— START Data for this task —

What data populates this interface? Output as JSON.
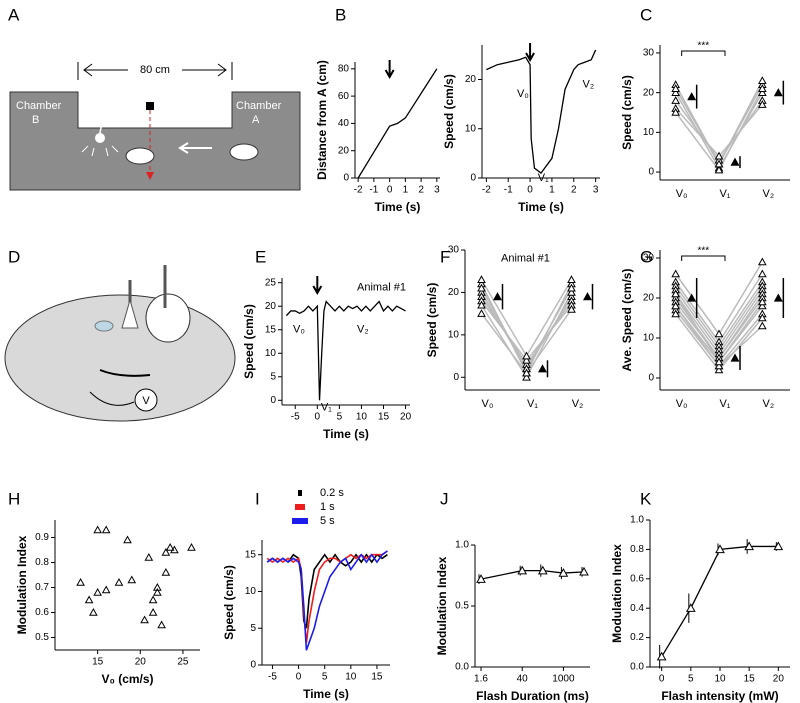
{
  "panel_labels": [
    "A",
    "B",
    "C",
    "D",
    "E",
    "F",
    "G",
    "H",
    "I",
    "J",
    "K"
  ],
  "diagram_a": {
    "distance": "80 cm",
    "chamber_b": [
      "Chamber",
      "B"
    ],
    "chamber_a": [
      "Chamber",
      "A"
    ]
  },
  "diagram_d": {
    "meter": "V"
  },
  "chart_data": [
    {
      "type": "line",
      "x_label": "Time (s)",
      "y_label": "Distance from A (cm)",
      "arrow_at": 0,
      "x": [
        -2,
        -1,
        0,
        0.5,
        1,
        1.5,
        2,
        2.5,
        3
      ],
      "values": [
        0,
        19,
        38,
        40,
        44,
        53,
        62,
        71,
        80
      ],
      "color": "#000000",
      "xlim": [
        -2.2,
        3.2
      ],
      "xticks": [
        -2,
        -1,
        0,
        1,
        2,
        3
      ],
      "ylim": [
        0,
        85
      ],
      "yticks": [
        0,
        20,
        40,
        60,
        80
      ]
    },
    {
      "type": "line",
      "x_label": "Time (s)",
      "y_label": "Speed (cm/s)",
      "arrow_at": 0,
      "annotations": [
        "V₀",
        "V₁",
        "V₂"
      ],
      "x": [
        -2,
        -1.5,
        -1,
        -0.5,
        -0.2,
        0,
        0.05,
        0.2,
        0.5,
        1,
        1.3,
        1.6,
        2,
        2.2,
        2.5,
        2.8,
        3
      ],
      "values": [
        22,
        23,
        23.5,
        24,
        24.5,
        23,
        8,
        2,
        1,
        4,
        10,
        18,
        22,
        23,
        23.5,
        24,
        26
      ],
      "color": "#000000",
      "xlim": [
        -2.2,
        3.2
      ],
      "xticks": [
        -2,
        -1,
        0,
        1,
        2,
        3
      ],
      "ylim": [
        0,
        27
      ],
      "yticks": [
        0,
        10,
        20
      ]
    },
    {
      "type": "dotplot",
      "y_label": "Speed (cm/s)",
      "significance": "***",
      "categories": [
        "V₀",
        "V₁",
        "V₂"
      ],
      "series": [
        {
          "values": [
            22,
            2,
            22
          ]
        },
        {
          "values": [
            20,
            1,
            20
          ]
        },
        {
          "values": [
            18,
            3,
            18
          ]
        },
        {
          "values": [
            16,
            4,
            17
          ]
        },
        {
          "values": [
            15,
            0.5,
            21
          ]
        },
        {
          "values": [
            21,
            2,
            23
          ]
        }
      ],
      "mean": [
        19,
        2.5,
        20
      ],
      "error": [
        3,
        1.5,
        3
      ],
      "color": "#000000",
      "line_color": "#bbbbbb",
      "ylim": [
        -2,
        32
      ],
      "yticks": [
        0,
        10,
        20,
        30
      ]
    },
    {
      "type": "line",
      "x_label": "Time (s)",
      "y_label": "Speed (cm/s)",
      "arrow_at": 0,
      "annotations": [
        "Animal #1",
        "V₀",
        "V₁",
        "V₂"
      ],
      "x": [
        -7,
        -6,
        -5,
        -4,
        -3,
        -2,
        -1,
        0,
        0.5,
        1,
        1.5,
        2,
        3,
        4,
        5,
        6,
        7,
        8,
        9,
        10,
        11,
        12,
        13,
        14,
        15,
        16,
        17,
        18,
        19,
        20
      ],
      "values": [
        18,
        19,
        19,
        18.5,
        19,
        20,
        19,
        20,
        0,
        10,
        19,
        21,
        20,
        19,
        20,
        19,
        20,
        19.5,
        20,
        19,
        20,
        19,
        20,
        21,
        19,
        20,
        19,
        20,
        19.5,
        19
      ],
      "color": "#000000",
      "xlim": [
        -8,
        21
      ],
      "xticks": [
        -5,
        0,
        5,
        10,
        15,
        20
      ],
      "ylim": [
        -1,
        26
      ],
      "yticks": [
        0,
        5,
        10,
        15,
        20,
        25
      ]
    },
    {
      "type": "dotplot",
      "y_label": "Speed (cm/s)",
      "annotations": [
        "Animal #1"
      ],
      "categories": [
        "V₀",
        "V₁",
        "V₂"
      ],
      "series": [
        {
          "values": [
            22,
            1,
            22
          ]
        },
        {
          "values": [
            20,
            2,
            19
          ]
        },
        {
          "values": [
            19,
            3,
            18
          ]
        },
        {
          "values": [
            18,
            4,
            17
          ]
        },
        {
          "values": [
            17,
            0,
            20
          ]
        },
        {
          "values": [
            23,
            5,
            23
          ]
        },
        {
          "values": [
            21,
            2,
            21
          ]
        },
        {
          "values": [
            15,
            1,
            16
          ]
        }
      ],
      "mean": [
        19,
        2,
        19
      ],
      "error": [
        3,
        2,
        3
      ],
      "color": "#000000",
      "line_color": "#bbbbbb",
      "ylim": [
        -3,
        30
      ],
      "yticks": [
        0,
        10,
        20,
        30
      ]
    },
    {
      "type": "dotplot",
      "y_label": "Ave. Speed (cm/s)",
      "significance": "***",
      "categories": [
        "V₀",
        "V₁",
        "V₂"
      ],
      "series": [
        {
          "values": [
            26,
            11,
            29
          ]
        },
        {
          "values": [
            24,
            9,
            26
          ]
        },
        {
          "values": [
            23,
            8,
            24
          ]
        },
        {
          "values": [
            22,
            7,
            23
          ]
        },
        {
          "values": [
            21,
            6,
            22
          ]
        },
        {
          "values": [
            20,
            5,
            21
          ]
        },
        {
          "values": [
            19,
            5,
            20
          ]
        },
        {
          "values": [
            18,
            4,
            18
          ]
        },
        {
          "values": [
            17,
            3,
            16
          ]
        },
        {
          "values": [
            16,
            2,
            15
          ]
        },
        {
          "values": [
            18,
            3,
            13
          ]
        },
        {
          "values": [
            21,
            4,
            19
          ]
        }
      ],
      "mean": [
        20,
        5,
        20
      ],
      "error": [
        5,
        3,
        5
      ],
      "color": "#000000",
      "line_color": "#bbbbbb",
      "ylim": [
        -3,
        32
      ],
      "yticks": [
        0,
        10,
        20,
        30
      ]
    },
    {
      "type": "scatter",
      "x_label": "V₀ (cm/s)",
      "y_label": "Modulation Index",
      "x": [
        13,
        14,
        14.5,
        15,
        15,
        16,
        16,
        17.5,
        18.5,
        19,
        20.5,
        21,
        21.5,
        21.5,
        22,
        22,
        22.5,
        23,
        23,
        23.5,
        24,
        26
      ],
      "values": [
        0.72,
        0.65,
        0.6,
        0.93,
        0.68,
        0.93,
        0.69,
        0.72,
        0.89,
        0.73,
        0.57,
        0.82,
        0.6,
        0.65,
        0.68,
        0.7,
        0.55,
        0.76,
        0.84,
        0.86,
        0.85,
        0.86
      ],
      "color": "#000000",
      "xlim": [
        10,
        27
      ],
      "xticks": [
        15,
        20,
        25
      ],
      "ylim": [
        0.45,
        0.97
      ],
      "yticks": [
        0.5,
        0.6,
        0.7,
        0.8,
        0.9
      ]
    },
    {
      "type": "line",
      "x_label": "Time (s)",
      "y_label": "Speed (cm/s)",
      "x": [
        -6,
        -5,
        -4,
        -3,
        -2,
        -1,
        0,
        0.5,
        1,
        1.5,
        2,
        3,
        4,
        5,
        6,
        7,
        8,
        9,
        10,
        11,
        12,
        13,
        14,
        15,
        16,
        17
      ],
      "series": [
        {
          "name": "0.2 s",
          "color": "#000000",
          "values": [
            14,
            14.5,
            14,
            14.5,
            14,
            15,
            14.5,
            12,
            6,
            5,
            9,
            13,
            14,
            15,
            14,
            15,
            14,
            13.5,
            14,
            15,
            14,
            15,
            14,
            15,
            14.5,
            15
          ]
        },
        {
          "name": "1 s",
          "color": "#ee1c1c",
          "values": [
            14.5,
            14,
            14.5,
            14,
            14.5,
            14,
            14.5,
            13,
            7,
            3,
            6,
            10,
            13,
            14,
            14.5,
            14.5,
            14,
            14.5,
            15,
            14.5,
            15,
            14.5,
            15,
            15,
            15,
            15.5
          ]
        },
        {
          "name": "5 s",
          "color": "#1c1cee",
          "values": [
            14,
            14.5,
            14,
            14.5,
            14,
            14.5,
            14,
            13,
            8,
            2,
            3,
            5,
            8,
            10,
            12,
            13,
            14,
            14.5,
            13,
            14,
            15,
            14,
            15,
            14,
            15,
            15.5
          ]
        }
      ],
      "xlim": [
        -7,
        17.5
      ],
      "xticks": [
        -5,
        0,
        5,
        10,
        15
      ],
      "ylim": [
        0,
        17
      ],
      "yticks": [
        0,
        5,
        10,
        15
      ]
    },
    {
      "type": "line",
      "x_label": "Flash Duration (ms)",
      "y_label": "Modulation Index",
      "xscale": "log",
      "markers": true,
      "x": [
        1.6,
        40,
        200,
        1000,
        5000
      ],
      "values": [
        0.72,
        0.79,
        0.79,
        0.77,
        0.78
      ],
      "errors": [
        0.04,
        0.04,
        0.05,
        0.05,
        0.04
      ],
      "color": "#000000",
      "xlim": [
        1,
        8000
      ],
      "xticks": [
        1.6,
        40,
        1000
      ],
      "ylim": [
        0,
        1
      ],
      "yticks": [
        {
          "value": 0,
          "label": "0.0"
        },
        {
          "value": 0.5,
          "label": "0.5"
        },
        {
          "value": 1,
          "label": "1.0"
        }
      ]
    },
    {
      "type": "line",
      "x_label": "Flash intensity (mW)",
      "y_label": "Modulation Index",
      "markers": true,
      "x": [
        0,
        5,
        10,
        15,
        20
      ],
      "values": [
        0.07,
        0.4,
        0.8,
        0.82,
        0.82
      ],
      "errors": [
        0.08,
        0.1,
        0.04,
        0.05,
        0.03
      ],
      "color": "#000000",
      "xlim": [
        -2,
        22
      ],
      "xticks": [
        0,
        5,
        10,
        15,
        20
      ],
      "ylim": [
        0,
        1
      ],
      "yticks": [
        {
          "value": 0,
          "label": "0.0"
        },
        {
          "value": 0.2,
          "label": "0.2"
        },
        {
          "value": 0.4,
          "label": "0.4"
        },
        {
          "value": 0.6,
          "label": "0.6"
        },
        {
          "value": 0.8,
          "label": "0.8"
        },
        {
          "value": 1,
          "label": "1.0"
        }
      ]
    }
  ]
}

— END Data for this task —

What you are asked to do -> Which lines in the data above contain "Flash"? Show each one.

Solution ->
      "x_label": "Flash Duration (ms)",
      "x_label": "Flash intensity (mW)",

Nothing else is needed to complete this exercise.